# Given instruction
Each line containing the word "title" must be collected.

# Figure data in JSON
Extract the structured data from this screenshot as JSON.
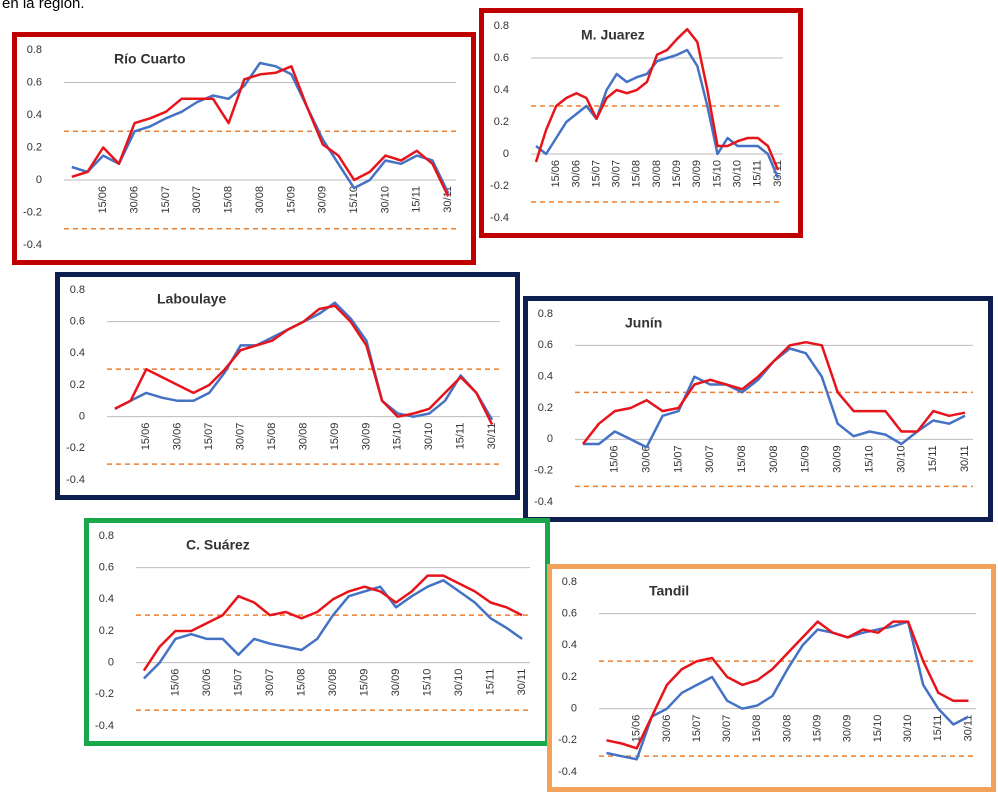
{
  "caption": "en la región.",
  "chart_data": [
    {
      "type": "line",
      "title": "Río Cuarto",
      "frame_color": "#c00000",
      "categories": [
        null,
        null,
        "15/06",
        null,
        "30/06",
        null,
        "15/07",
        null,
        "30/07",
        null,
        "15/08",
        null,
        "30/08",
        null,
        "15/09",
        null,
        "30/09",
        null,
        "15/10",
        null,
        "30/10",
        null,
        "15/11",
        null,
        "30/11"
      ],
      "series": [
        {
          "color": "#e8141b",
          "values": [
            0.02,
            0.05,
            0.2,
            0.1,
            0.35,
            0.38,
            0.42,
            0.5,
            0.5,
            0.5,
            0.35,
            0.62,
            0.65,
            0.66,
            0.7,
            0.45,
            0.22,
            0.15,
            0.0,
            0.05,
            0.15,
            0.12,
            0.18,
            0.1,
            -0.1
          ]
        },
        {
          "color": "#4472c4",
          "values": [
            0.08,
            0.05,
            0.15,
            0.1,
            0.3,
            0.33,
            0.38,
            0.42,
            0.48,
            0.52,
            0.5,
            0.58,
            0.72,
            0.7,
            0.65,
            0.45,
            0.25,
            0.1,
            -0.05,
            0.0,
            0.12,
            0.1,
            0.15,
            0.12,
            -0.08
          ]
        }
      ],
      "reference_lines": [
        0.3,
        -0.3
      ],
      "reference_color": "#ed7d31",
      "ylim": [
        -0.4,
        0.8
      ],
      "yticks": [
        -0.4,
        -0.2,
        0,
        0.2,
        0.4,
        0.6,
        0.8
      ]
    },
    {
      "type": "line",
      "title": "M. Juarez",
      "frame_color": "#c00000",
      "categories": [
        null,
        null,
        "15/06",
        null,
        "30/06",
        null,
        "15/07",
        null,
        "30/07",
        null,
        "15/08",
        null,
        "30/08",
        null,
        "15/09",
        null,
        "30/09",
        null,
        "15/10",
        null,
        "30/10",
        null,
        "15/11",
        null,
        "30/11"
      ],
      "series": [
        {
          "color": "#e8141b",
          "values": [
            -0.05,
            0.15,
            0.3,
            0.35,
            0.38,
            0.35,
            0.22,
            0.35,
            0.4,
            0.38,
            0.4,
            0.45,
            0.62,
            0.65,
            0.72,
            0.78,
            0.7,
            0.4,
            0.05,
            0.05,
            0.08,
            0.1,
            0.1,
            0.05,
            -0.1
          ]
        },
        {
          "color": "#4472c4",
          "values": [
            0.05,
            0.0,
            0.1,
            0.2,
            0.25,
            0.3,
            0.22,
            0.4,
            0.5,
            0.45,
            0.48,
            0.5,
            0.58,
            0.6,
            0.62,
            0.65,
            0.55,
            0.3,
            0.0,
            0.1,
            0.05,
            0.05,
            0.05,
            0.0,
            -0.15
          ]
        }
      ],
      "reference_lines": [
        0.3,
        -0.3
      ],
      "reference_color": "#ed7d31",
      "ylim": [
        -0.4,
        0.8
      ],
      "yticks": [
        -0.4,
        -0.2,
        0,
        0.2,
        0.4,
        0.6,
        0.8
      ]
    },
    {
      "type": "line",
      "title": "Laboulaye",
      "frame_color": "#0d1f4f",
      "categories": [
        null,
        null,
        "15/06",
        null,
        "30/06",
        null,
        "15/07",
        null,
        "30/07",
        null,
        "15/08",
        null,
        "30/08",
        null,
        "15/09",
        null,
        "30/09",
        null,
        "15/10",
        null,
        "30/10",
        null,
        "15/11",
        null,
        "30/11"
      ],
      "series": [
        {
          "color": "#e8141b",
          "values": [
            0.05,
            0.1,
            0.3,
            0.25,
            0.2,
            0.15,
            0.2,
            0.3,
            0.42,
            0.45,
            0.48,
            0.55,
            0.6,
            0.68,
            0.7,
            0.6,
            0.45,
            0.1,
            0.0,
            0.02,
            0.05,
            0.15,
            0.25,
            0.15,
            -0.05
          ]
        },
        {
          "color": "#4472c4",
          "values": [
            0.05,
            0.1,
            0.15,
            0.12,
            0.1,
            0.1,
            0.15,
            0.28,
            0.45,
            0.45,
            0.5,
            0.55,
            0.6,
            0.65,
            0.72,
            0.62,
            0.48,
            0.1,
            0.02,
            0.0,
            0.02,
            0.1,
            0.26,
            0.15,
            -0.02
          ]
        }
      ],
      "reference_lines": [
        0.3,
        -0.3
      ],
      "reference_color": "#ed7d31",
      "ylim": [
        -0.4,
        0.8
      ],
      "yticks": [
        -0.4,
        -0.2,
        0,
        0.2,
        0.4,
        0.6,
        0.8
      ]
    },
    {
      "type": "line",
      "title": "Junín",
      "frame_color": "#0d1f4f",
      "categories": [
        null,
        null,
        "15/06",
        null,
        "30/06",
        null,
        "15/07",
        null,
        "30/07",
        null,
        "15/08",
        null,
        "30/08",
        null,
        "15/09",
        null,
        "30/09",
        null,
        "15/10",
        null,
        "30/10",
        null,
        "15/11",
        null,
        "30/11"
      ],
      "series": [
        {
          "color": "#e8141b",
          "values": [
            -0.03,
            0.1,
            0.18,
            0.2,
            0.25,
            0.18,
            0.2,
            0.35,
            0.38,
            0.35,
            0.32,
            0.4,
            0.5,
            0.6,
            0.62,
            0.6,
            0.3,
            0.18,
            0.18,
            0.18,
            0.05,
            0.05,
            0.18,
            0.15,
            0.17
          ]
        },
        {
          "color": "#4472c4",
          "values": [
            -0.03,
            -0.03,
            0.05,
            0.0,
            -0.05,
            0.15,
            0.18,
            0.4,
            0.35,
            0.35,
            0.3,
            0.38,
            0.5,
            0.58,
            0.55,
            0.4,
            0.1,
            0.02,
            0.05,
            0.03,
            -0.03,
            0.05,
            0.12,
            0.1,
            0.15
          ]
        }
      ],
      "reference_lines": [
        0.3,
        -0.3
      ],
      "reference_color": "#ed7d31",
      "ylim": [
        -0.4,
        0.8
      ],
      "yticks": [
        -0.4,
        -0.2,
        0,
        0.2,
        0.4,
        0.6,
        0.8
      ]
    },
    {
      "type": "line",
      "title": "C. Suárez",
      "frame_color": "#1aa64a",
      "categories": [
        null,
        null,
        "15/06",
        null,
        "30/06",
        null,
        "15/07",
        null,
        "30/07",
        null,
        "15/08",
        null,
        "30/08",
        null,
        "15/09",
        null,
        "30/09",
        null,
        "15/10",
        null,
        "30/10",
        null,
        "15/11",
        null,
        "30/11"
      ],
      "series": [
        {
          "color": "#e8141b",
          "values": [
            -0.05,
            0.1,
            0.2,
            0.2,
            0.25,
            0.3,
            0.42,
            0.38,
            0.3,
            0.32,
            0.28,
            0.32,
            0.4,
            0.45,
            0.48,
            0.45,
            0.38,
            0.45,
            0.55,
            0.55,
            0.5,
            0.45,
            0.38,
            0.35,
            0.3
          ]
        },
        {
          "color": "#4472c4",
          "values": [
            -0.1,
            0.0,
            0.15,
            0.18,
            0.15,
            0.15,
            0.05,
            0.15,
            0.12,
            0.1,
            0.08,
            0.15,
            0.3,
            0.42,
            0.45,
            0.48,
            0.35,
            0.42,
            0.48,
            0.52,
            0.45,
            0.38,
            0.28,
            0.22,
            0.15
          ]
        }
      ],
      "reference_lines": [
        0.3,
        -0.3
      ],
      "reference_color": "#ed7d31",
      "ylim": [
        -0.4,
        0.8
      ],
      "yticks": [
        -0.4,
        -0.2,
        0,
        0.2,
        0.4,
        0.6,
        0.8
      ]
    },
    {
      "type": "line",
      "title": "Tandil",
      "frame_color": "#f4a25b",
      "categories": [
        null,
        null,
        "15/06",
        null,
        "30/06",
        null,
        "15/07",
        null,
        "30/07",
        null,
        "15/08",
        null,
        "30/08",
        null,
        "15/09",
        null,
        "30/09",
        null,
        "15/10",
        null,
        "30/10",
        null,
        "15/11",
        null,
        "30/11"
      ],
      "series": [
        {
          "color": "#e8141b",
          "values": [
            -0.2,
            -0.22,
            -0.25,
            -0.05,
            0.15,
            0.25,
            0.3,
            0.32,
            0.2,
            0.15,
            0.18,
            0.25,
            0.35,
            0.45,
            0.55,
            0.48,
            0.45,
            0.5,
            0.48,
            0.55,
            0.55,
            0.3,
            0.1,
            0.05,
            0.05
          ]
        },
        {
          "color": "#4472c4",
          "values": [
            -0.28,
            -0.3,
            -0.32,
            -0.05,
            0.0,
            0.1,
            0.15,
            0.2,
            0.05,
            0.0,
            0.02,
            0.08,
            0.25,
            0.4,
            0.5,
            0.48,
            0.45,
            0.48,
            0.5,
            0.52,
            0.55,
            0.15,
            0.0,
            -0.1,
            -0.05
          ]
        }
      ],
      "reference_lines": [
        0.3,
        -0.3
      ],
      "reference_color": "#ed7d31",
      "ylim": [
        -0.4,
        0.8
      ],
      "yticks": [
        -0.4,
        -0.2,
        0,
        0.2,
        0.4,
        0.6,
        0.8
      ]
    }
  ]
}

# Answer to the problem
      "title": "Río Cuarto",
      "title": "M. Juarez",
      "title": "Laboulaye",
      "title": "Junín",
      "title": "C. Suárez",
      "title": "Tandil",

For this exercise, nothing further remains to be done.